* Listed records:
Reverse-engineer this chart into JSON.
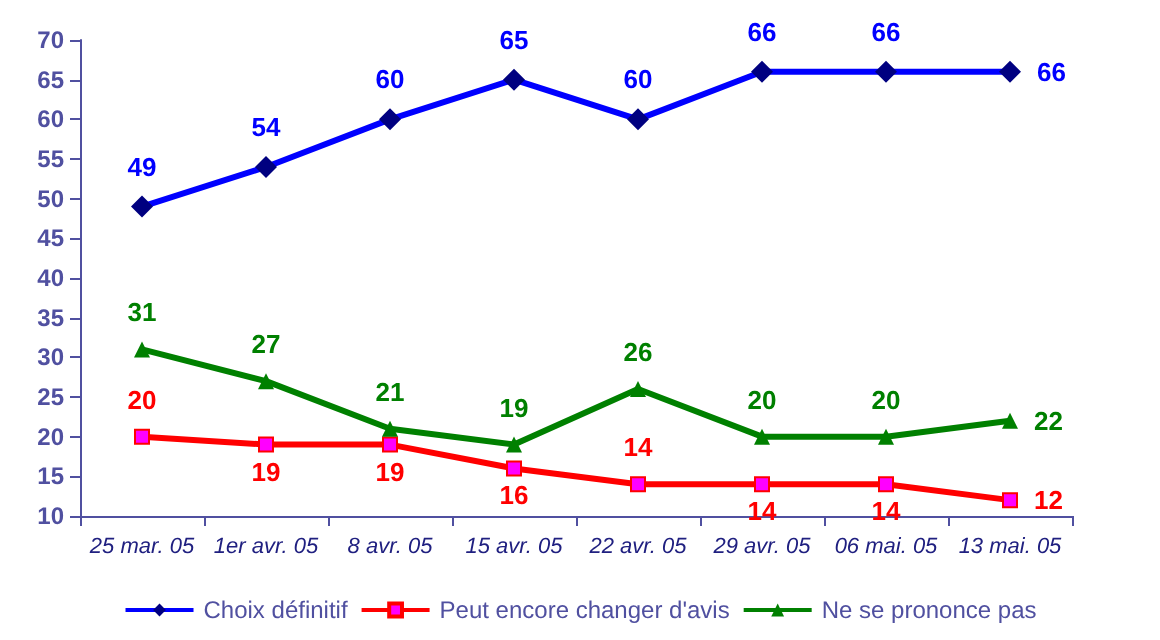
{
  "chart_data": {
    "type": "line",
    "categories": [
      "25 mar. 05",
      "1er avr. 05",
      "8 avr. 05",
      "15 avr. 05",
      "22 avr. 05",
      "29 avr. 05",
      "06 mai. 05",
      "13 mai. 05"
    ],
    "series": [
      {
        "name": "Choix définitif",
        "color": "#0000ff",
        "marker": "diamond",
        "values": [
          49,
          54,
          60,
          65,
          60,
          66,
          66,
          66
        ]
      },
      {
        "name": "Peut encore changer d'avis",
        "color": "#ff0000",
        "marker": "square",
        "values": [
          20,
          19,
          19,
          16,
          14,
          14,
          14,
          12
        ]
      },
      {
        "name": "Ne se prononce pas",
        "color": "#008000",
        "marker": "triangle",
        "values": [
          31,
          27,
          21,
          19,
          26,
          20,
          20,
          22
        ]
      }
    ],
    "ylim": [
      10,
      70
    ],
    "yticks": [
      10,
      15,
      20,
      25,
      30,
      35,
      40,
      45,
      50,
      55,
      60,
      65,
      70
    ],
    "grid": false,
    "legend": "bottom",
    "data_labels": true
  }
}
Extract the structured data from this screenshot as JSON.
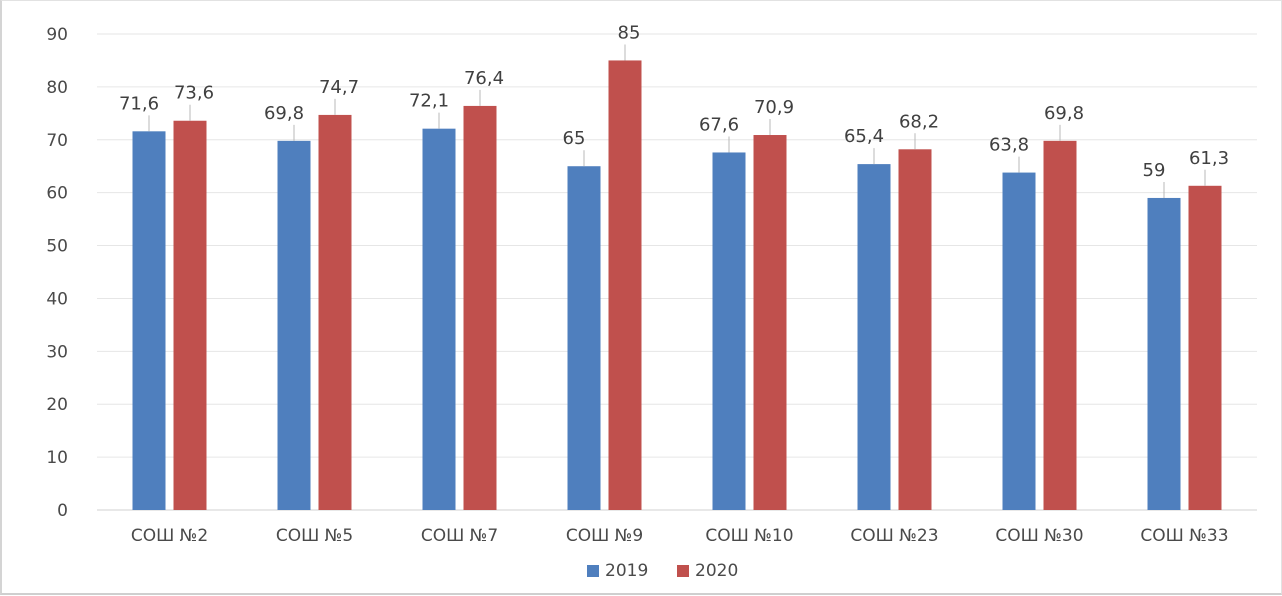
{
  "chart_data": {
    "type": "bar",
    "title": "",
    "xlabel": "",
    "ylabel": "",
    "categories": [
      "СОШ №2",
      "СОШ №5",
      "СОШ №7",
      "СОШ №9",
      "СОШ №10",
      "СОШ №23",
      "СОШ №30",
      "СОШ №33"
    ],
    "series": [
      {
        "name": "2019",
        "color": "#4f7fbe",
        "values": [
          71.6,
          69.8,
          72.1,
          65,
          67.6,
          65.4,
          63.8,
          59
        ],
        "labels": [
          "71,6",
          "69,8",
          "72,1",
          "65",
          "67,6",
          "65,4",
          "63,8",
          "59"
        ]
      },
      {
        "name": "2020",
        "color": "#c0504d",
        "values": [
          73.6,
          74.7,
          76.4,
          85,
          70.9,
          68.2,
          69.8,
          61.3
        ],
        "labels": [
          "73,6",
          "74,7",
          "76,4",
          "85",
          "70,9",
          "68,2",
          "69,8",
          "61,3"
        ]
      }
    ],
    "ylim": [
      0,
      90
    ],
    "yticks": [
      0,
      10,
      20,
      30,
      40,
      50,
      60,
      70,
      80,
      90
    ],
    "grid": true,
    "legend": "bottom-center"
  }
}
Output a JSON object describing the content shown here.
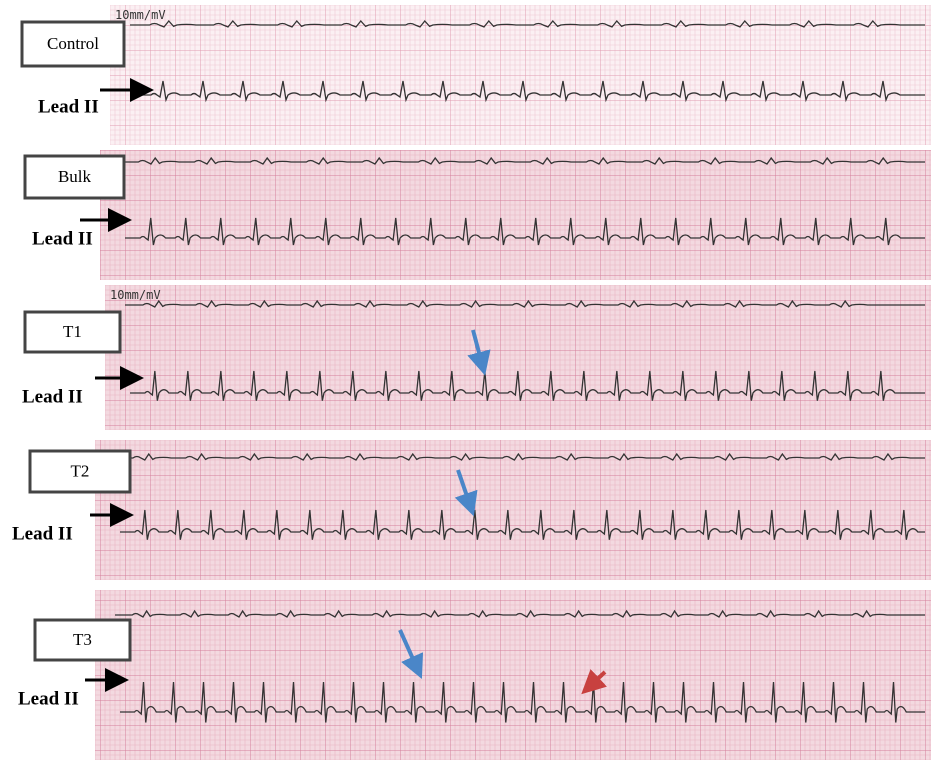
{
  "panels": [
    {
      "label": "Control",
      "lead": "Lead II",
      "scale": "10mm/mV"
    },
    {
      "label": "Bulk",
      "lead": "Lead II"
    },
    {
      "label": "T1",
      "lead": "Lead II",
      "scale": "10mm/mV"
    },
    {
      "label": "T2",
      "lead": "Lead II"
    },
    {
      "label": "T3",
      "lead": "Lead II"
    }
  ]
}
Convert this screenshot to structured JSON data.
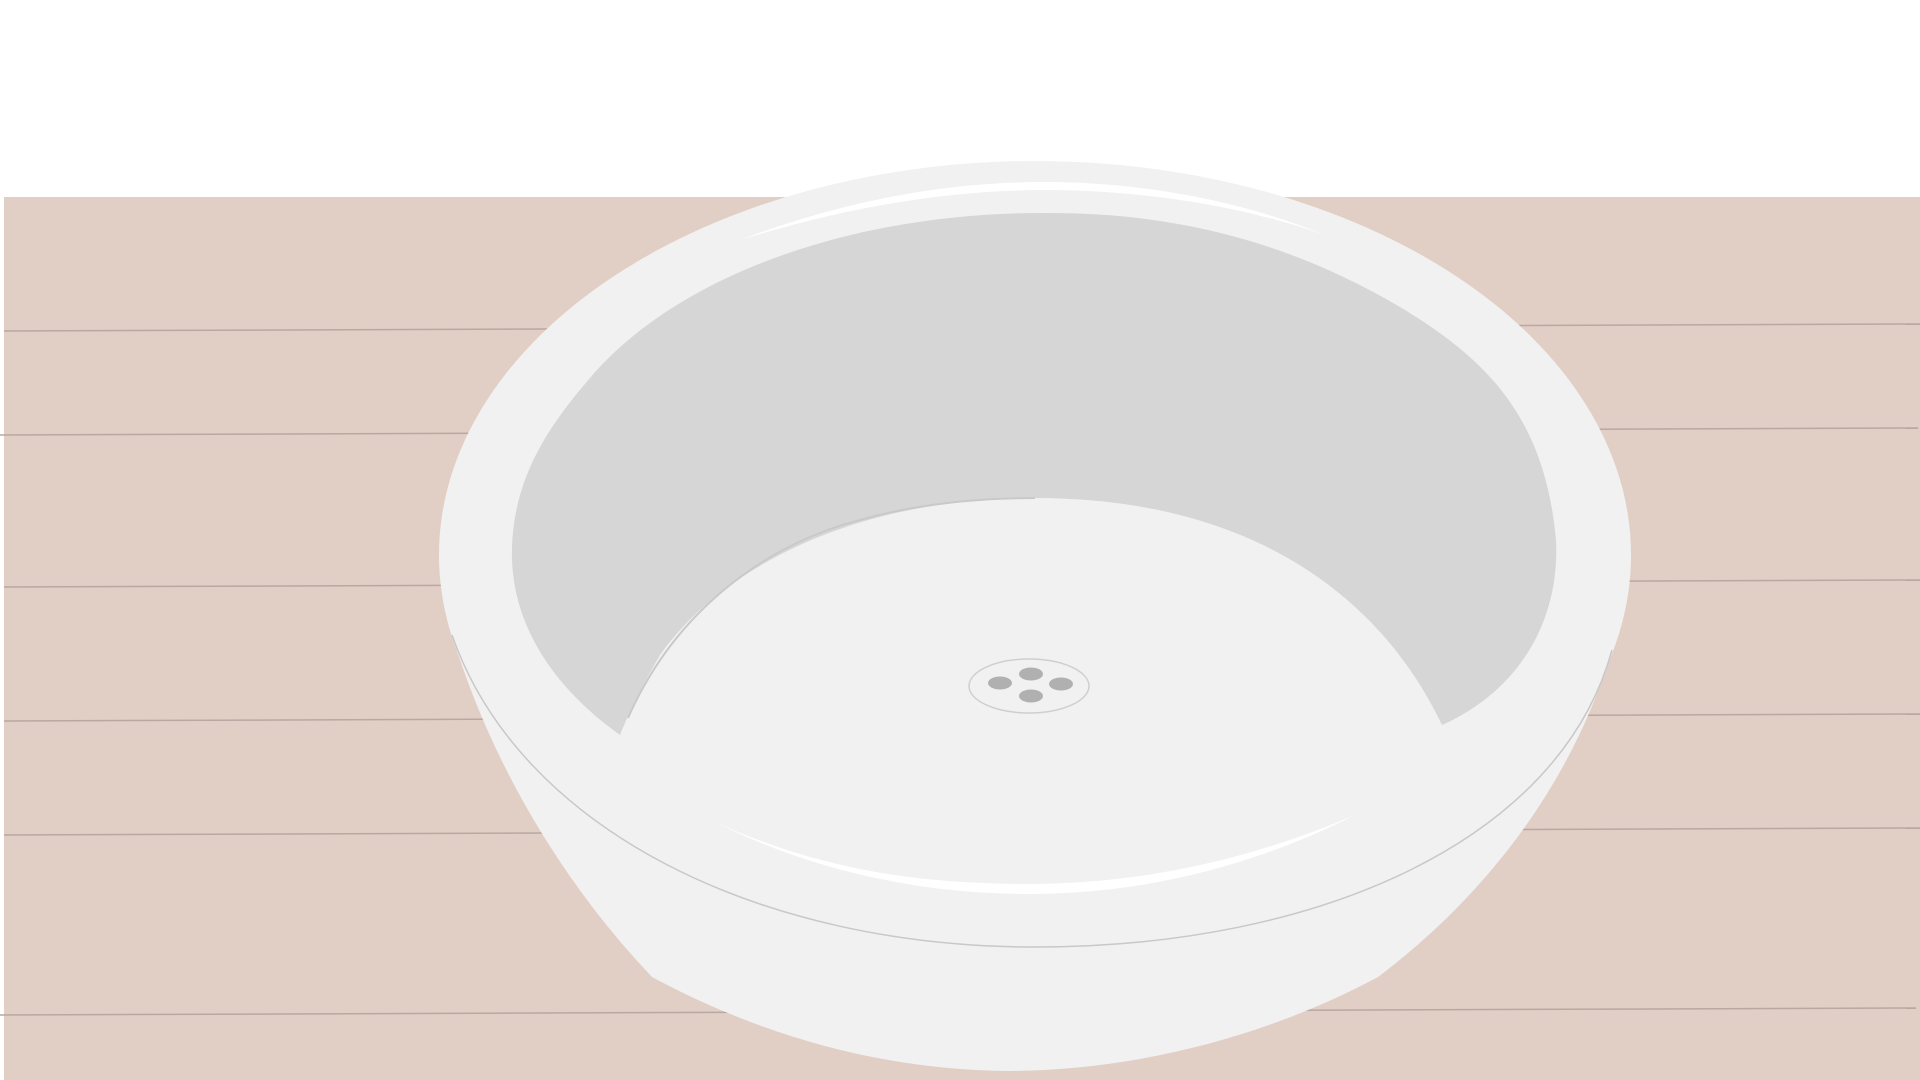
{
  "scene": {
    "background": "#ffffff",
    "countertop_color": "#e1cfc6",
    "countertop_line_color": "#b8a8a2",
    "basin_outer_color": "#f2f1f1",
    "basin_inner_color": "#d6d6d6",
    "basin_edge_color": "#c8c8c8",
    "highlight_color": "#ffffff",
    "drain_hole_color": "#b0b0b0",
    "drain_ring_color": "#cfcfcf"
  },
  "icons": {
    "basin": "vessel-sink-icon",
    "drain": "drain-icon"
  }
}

* Required work: Report each line in the data that holds the word "this".

* Result:
Reverse-engineer this chart into JSON.
Extract the structured data from this screenshot as JSON.
Convert this screenshot to structured JSON data.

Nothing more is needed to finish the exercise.